Directions for this task.
Reproduce every entry below precisely. Pictures are excluded from the copy.

──────── Data for processing ────────

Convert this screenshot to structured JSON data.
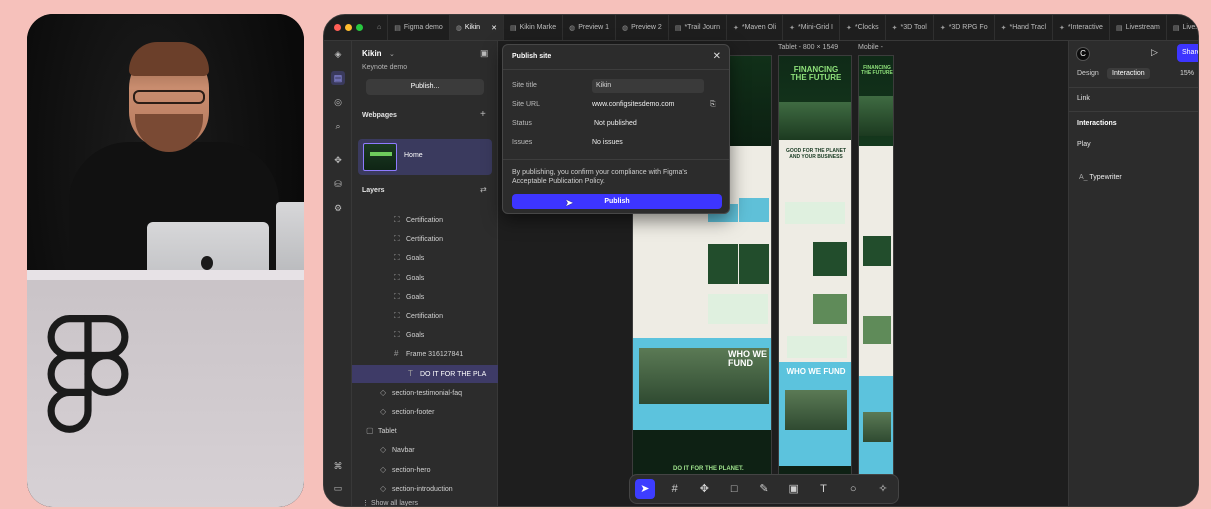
{
  "app": {
    "tabs": [
      {
        "label": "Figma demo",
        "icon": "file-icon"
      },
      {
        "label": "Kikin",
        "icon": "globe-icon",
        "active": true,
        "closable": true
      },
      {
        "label": "Kikin Marke",
        "icon": "file-icon"
      },
      {
        "label": "Preview 1",
        "icon": "globe-icon"
      },
      {
        "label": "Preview 2",
        "icon": "globe-icon"
      },
      {
        "label": "*Trail Journ",
        "icon": "file-icon"
      },
      {
        "label": "*Maven Oli",
        "icon": "grid-icon"
      },
      {
        "label": "*Mini-Grid I",
        "icon": "grid-icon"
      },
      {
        "label": "*Clocks",
        "icon": "grid-icon"
      },
      {
        "label": "*3D Tool",
        "icon": "grid-icon"
      },
      {
        "label": "*3D RPG Fo",
        "icon": "grid-icon"
      },
      {
        "label": "*Hand Tracl",
        "icon": "grid-icon"
      },
      {
        "label": "*Interactive",
        "icon": "grid-icon"
      },
      {
        "label": "Livestream",
        "icon": "file-icon"
      },
      {
        "label": "Livestream",
        "icon": "file-icon"
      }
    ]
  },
  "left_panel": {
    "project_title": "Kikin",
    "project_subtitle": "Keynote demo",
    "publish_button": "Publish...",
    "webpages_heading": "Webpages",
    "page_label": "Home",
    "layers_heading": "Layers",
    "layers": [
      {
        "label": "Certification",
        "icon": "frame-icon",
        "indent": 2
      },
      {
        "label": "Certification",
        "icon": "frame-icon",
        "indent": 2
      },
      {
        "label": "Goals",
        "icon": "frame-icon",
        "indent": 2
      },
      {
        "label": "Goals",
        "icon": "frame-icon",
        "indent": 2
      },
      {
        "label": "Goals",
        "icon": "frame-icon",
        "indent": 2
      },
      {
        "label": "Certification",
        "icon": "frame-icon",
        "indent": 2
      },
      {
        "label": "Goals",
        "icon": "frame-icon",
        "indent": 2
      },
      {
        "label": "Frame 316127841",
        "icon": "hash-icon",
        "indent": 2
      },
      {
        "label": "DO IT FOR THE PLA",
        "icon": "text-icon",
        "indent": 3,
        "selected": true
      },
      {
        "label": "section-testimonial-faq",
        "icon": "component-icon",
        "indent": 1
      },
      {
        "label": "section-footer",
        "icon": "component-icon",
        "indent": 1
      },
      {
        "label": "Tablet",
        "icon": "breakpoint-icon",
        "indent": 0
      },
      {
        "label": "Navbar",
        "icon": "component-icon",
        "indent": 1
      },
      {
        "label": "section-hero",
        "icon": "component-icon",
        "indent": 1
      },
      {
        "label": "section-introduction",
        "icon": "component-icon",
        "indent": 1
      }
    ],
    "show_all_layers": "Show all layers"
  },
  "canvas": {
    "frame_labels": [
      "Tablet - 800 × 1549",
      "Mobile -"
    ],
    "tablet_headline": "FINANCING THE FUTURE",
    "mobile_headline": "FINANCING THE FUTURE",
    "tablet_sub": "GOOD FOR THE PLANET AND YOUR BUSINESS",
    "who_we_fund": "WHO WE FUND",
    "do_it": "DO IT FOR THE PLANET."
  },
  "publish_modal": {
    "title": "Publish site",
    "site_title_label": "Site title",
    "site_title_value": "Kikin",
    "site_url_label": "Site URL",
    "site_url_value": "www.configsitesdemo.com",
    "status_label": "Status",
    "status_value": "Not published",
    "issues_label": "Issues",
    "issues_value": "No issues",
    "notice": "By publishing, you confirm your compliance with Figma's Acceptable Publication Policy.",
    "publish_button": "Publish"
  },
  "right_panel": {
    "share_label": "Share",
    "tab_design": "Design",
    "tab_interaction": "Interaction",
    "zoom": "15%",
    "link_heading": "Link",
    "interactions_heading": "Interactions",
    "trigger": "Play",
    "effect": "Typewriter"
  },
  "colors": {
    "background": "#f6c1bb",
    "accent": "#3d35ff",
    "selection": "#3e3b67",
    "site_green": "#0f2515",
    "site_lime": "#6ecb5c"
  }
}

────────

Reply to the exercise.
Convert this screenshot to structured JSON data.
{
  "app": {
    "tabs": [
      {
        "label": "Figma demo",
        "icon": "file-icon"
      },
      {
        "label": "Kikin",
        "icon": "globe-icon",
        "active": true,
        "closable": true
      },
      {
        "label": "Kikin Marke",
        "icon": "file-icon"
      },
      {
        "label": "Preview 1",
        "icon": "globe-icon"
      },
      {
        "label": "Preview 2",
        "icon": "globe-icon"
      },
      {
        "label": "*Trail Journ",
        "icon": "file-icon"
      },
      {
        "label": "*Maven Oli",
        "icon": "grid-icon"
      },
      {
        "label": "*Mini-Grid I",
        "icon": "grid-icon"
      },
      {
        "label": "*Clocks",
        "icon": "grid-icon"
      },
      {
        "label": "*3D Tool",
        "icon": "grid-icon"
      },
      {
        "label": "*3D RPG Fo",
        "icon": "grid-icon"
      },
      {
        "label": "*Hand Tracl",
        "icon": "grid-icon"
      },
      {
        "label": "*Interactive",
        "icon": "grid-icon"
      },
      {
        "label": "Livestream",
        "icon": "file-icon"
      },
      {
        "label": "Livestream",
        "icon": "file-icon"
      }
    ]
  },
  "left_panel": {
    "project_title": "Kikin",
    "project_subtitle": "Keynote demo",
    "publish_button": "Publish...",
    "webpages_heading": "Webpages",
    "page_label": "Home",
    "layers_heading": "Layers",
    "layers": [
      {
        "label": "Certification",
        "icon": "frame-icon",
        "indent": 2
      },
      {
        "label": "Certification",
        "icon": "frame-icon",
        "indent": 2
      },
      {
        "label": "Goals",
        "icon": "frame-icon",
        "indent": 2
      },
      {
        "label": "Goals",
        "icon": "frame-icon",
        "indent": 2
      },
      {
        "label": "Goals",
        "icon": "frame-icon",
        "indent": 2
      },
      {
        "label": "Certification",
        "icon": "frame-icon",
        "indent": 2
      },
      {
        "label": "Goals",
        "icon": "frame-icon",
        "indent": 2
      },
      {
        "label": "Frame 316127841",
        "icon": "hash-icon",
        "indent": 2
      },
      {
        "label": "DO IT FOR THE PLA",
        "icon": "text-icon",
        "indent": 3,
        "selected": true
      },
      {
        "label": "section-testimonial-faq",
        "icon": "component-icon",
        "indent": 1
      },
      {
        "label": "section-footer",
        "icon": "component-icon",
        "indent": 1
      },
      {
        "label": "Tablet",
        "icon": "breakpoint-icon",
        "indent": 0
      },
      {
        "label": "Navbar",
        "icon": "component-icon",
        "indent": 1
      },
      {
        "label": "section-hero",
        "icon": "component-icon",
        "indent": 1
      },
      {
        "label": "section-introduction",
        "icon": "component-icon",
        "indent": 1
      }
    ],
    "show_all_layers": "Show all layers"
  },
  "canvas": {
    "frame_labels": [
      "Tablet - 800 × 1549",
      "Mobile -"
    ],
    "tablet_headline": "FINANCING THE FUTURE",
    "mobile_headline": "FINANCING THE FUTURE",
    "tablet_sub": "GOOD FOR THE PLANET AND YOUR BUSINESS",
    "who_we_fund": "WHO WE FUND",
    "do_it": "DO IT FOR THE PLANET."
  },
  "publish_modal": {
    "title": "Publish site",
    "site_title_label": "Site title",
    "site_title_value": "Kikin",
    "site_url_label": "Site URL",
    "site_url_value": "www.configsitesdemo.com",
    "status_label": "Status",
    "status_value": "Not published",
    "issues_label": "Issues",
    "issues_value": "No issues",
    "notice": "By publishing, you confirm your compliance with Figma's Acceptable Publication Policy.",
    "publish_button": "Publish"
  },
  "right_panel": {
    "share_label": "Share",
    "tab_design": "Design",
    "tab_interaction": "Interaction",
    "zoom": "15%",
    "link_heading": "Link",
    "interactions_heading": "Interactions",
    "trigger": "Play",
    "effect": "Typewriter"
  },
  "colors": {
    "background": "#f6c1bb",
    "accent": "#3d35ff",
    "selection": "#3e3b67",
    "site_green": "#0f2515",
    "site_lime": "#6ecb5c"
  }
}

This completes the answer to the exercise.